Figure dataset records

◆ ◆ ◆ ◆ ◆ ◆ ◆

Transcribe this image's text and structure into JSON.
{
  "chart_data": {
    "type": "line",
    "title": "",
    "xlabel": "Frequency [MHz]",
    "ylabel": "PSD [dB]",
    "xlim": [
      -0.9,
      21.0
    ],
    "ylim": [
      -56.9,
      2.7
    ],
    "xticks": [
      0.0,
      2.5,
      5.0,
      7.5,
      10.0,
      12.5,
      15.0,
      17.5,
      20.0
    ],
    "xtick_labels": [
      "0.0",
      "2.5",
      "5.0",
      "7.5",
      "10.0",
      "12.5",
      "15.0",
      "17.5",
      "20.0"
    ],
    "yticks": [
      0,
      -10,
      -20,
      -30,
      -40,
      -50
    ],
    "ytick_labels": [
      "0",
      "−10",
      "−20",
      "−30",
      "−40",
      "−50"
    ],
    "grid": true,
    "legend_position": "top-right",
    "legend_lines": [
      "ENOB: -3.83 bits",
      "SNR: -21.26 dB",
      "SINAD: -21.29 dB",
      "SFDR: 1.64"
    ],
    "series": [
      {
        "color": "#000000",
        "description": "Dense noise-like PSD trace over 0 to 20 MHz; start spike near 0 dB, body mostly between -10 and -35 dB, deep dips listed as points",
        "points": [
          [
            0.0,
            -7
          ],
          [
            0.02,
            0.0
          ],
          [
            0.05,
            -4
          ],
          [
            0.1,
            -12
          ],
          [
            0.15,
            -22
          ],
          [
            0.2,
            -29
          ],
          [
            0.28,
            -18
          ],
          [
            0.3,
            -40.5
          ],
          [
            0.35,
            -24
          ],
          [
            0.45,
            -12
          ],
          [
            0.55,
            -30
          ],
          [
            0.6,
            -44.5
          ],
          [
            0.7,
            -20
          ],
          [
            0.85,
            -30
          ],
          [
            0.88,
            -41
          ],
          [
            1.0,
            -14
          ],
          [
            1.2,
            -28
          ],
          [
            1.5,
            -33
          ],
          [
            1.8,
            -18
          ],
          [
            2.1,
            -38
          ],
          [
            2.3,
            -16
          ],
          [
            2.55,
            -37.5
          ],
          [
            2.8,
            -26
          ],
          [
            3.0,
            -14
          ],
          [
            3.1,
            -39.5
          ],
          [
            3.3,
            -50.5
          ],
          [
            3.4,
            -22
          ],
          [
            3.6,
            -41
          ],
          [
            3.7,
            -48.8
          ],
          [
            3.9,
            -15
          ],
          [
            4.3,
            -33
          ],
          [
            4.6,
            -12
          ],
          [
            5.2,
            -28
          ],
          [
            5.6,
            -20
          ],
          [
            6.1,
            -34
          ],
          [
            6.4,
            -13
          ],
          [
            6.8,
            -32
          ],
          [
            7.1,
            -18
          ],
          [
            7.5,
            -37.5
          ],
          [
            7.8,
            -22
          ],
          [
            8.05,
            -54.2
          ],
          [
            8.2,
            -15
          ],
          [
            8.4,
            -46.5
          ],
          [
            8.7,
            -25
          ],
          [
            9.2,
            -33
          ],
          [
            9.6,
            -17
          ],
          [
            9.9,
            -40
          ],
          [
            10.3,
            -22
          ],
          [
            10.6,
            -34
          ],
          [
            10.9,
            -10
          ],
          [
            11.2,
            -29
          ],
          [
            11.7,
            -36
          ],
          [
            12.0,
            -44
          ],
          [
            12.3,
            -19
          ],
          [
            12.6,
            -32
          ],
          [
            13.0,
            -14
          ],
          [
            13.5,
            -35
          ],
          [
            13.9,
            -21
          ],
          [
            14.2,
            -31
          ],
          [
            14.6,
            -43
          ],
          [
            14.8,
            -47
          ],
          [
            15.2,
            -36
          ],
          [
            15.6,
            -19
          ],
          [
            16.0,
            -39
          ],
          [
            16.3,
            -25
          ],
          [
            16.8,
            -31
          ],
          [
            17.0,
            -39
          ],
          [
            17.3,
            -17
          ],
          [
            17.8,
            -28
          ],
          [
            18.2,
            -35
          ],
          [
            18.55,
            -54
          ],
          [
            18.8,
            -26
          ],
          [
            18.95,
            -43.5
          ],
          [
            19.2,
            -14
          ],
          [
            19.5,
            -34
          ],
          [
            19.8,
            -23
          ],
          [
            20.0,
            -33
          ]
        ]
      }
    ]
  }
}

◆ ◆ ◆ ◆ ◆ ◆ ◆

> _Goal_
Exact output of every entry is required.

> _Result below_
Transcribe this image's text and structure into JSON.
{
  "chart_data": {
    "type": "line",
    "title": "",
    "xlabel": "Frequency [MHz]",
    "ylabel": "PSD [dB]",
    "xlim": [
      -0.9,
      21.0
    ],
    "ylim": [
      -56.9,
      2.7
    ],
    "xticks": [
      0.0,
      2.5,
      5.0,
      7.5,
      10.0,
      12.5,
      15.0,
      17.5,
      20.0
    ],
    "xtick_labels": [
      "0.0",
      "2.5",
      "5.0",
      "7.5",
      "10.0",
      "12.5",
      "15.0",
      "17.5",
      "20.0"
    ],
    "yticks": [
      0,
      -10,
      -20,
      -30,
      -40,
      -50
    ],
    "ytick_labels": [
      "0",
      "−10",
      "−20",
      "−30",
      "−40",
      "−50"
    ],
    "grid": true,
    "legend_position": "top-right",
    "legend_lines": [
      "ENOB: -3.83 bits",
      "SNR: -21.26 dB",
      "SINAD: -21.29 dB",
      "SFDR: 1.64"
    ],
    "series": [
      {
        "color": "#000000",
        "description": "Dense noise-like PSD trace over 0 to 20 MHz; start spike near 0 dB, body mostly between -10 and -35 dB, deep dips listed as points",
        "points": [
          [
            0.0,
            -7
          ],
          [
            0.02,
            0.0
          ],
          [
            0.05,
            -4
          ],
          [
            0.1,
            -12
          ],
          [
            0.15,
            -22
          ],
          [
            0.2,
            -29
          ],
          [
            0.28,
            -18
          ],
          [
            0.3,
            -40.5
          ],
          [
            0.35,
            -24
          ],
          [
            0.45,
            -12
          ],
          [
            0.55,
            -30
          ],
          [
            0.6,
            -44.5
          ],
          [
            0.7,
            -20
          ],
          [
            0.85,
            -30
          ],
          [
            0.88,
            -41
          ],
          [
            1.0,
            -14
          ],
          [
            1.2,
            -28
          ],
          [
            1.5,
            -33
          ],
          [
            1.8,
            -18
          ],
          [
            2.1,
            -38
          ],
          [
            2.3,
            -16
          ],
          [
            2.55,
            -37.5
          ],
          [
            2.8,
            -26
          ],
          [
            3.0,
            -14
          ],
          [
            3.1,
            -39.5
          ],
          [
            3.3,
            -50.5
          ],
          [
            3.4,
            -22
          ],
          [
            3.6,
            -41
          ],
          [
            3.7,
            -48.8
          ],
          [
            3.9,
            -15
          ],
          [
            4.3,
            -33
          ],
          [
            4.6,
            -12
          ],
          [
            5.2,
            -28
          ],
          [
            5.6,
            -20
          ],
          [
            6.1,
            -34
          ],
          [
            6.4,
            -13
          ],
          [
            6.8,
            -32
          ],
          [
            7.1,
            -18
          ],
          [
            7.5,
            -37.5
          ],
          [
            7.8,
            -22
          ],
          [
            8.05,
            -54.2
          ],
          [
            8.2,
            -15
          ],
          [
            8.4,
            -46.5
          ],
          [
            8.7,
            -25
          ],
          [
            9.2,
            -33
          ],
          [
            9.6,
            -17
          ],
          [
            9.9,
            -40
          ],
          [
            10.3,
            -22
          ],
          [
            10.6,
            -34
          ],
          [
            10.9,
            -10
          ],
          [
            11.2,
            -29
          ],
          [
            11.7,
            -36
          ],
          [
            12.0,
            -44
          ],
          [
            12.3,
            -19
          ],
          [
            12.6,
            -32
          ],
          [
            13.0,
            -14
          ],
          [
            13.5,
            -35
          ],
          [
            13.9,
            -21
          ],
          [
            14.2,
            -31
          ],
          [
            14.6,
            -43
          ],
          [
            14.8,
            -47
          ],
          [
            15.2,
            -36
          ],
          [
            15.6,
            -19
          ],
          [
            16.0,
            -39
          ],
          [
            16.3,
            -25
          ],
          [
            16.8,
            -31
          ],
          [
            17.0,
            -39
          ],
          [
            17.3,
            -17
          ],
          [
            17.8,
            -28
          ],
          [
            18.2,
            -35
          ],
          [
            18.55,
            -54
          ],
          [
            18.8,
            -26
          ],
          [
            18.95,
            -43.5
          ],
          [
            19.2,
            -14
          ],
          [
            19.5,
            -34
          ],
          [
            19.8,
            -23
          ],
          [
            20.0,
            -33
          ]
        ]
      }
    ]
  }
}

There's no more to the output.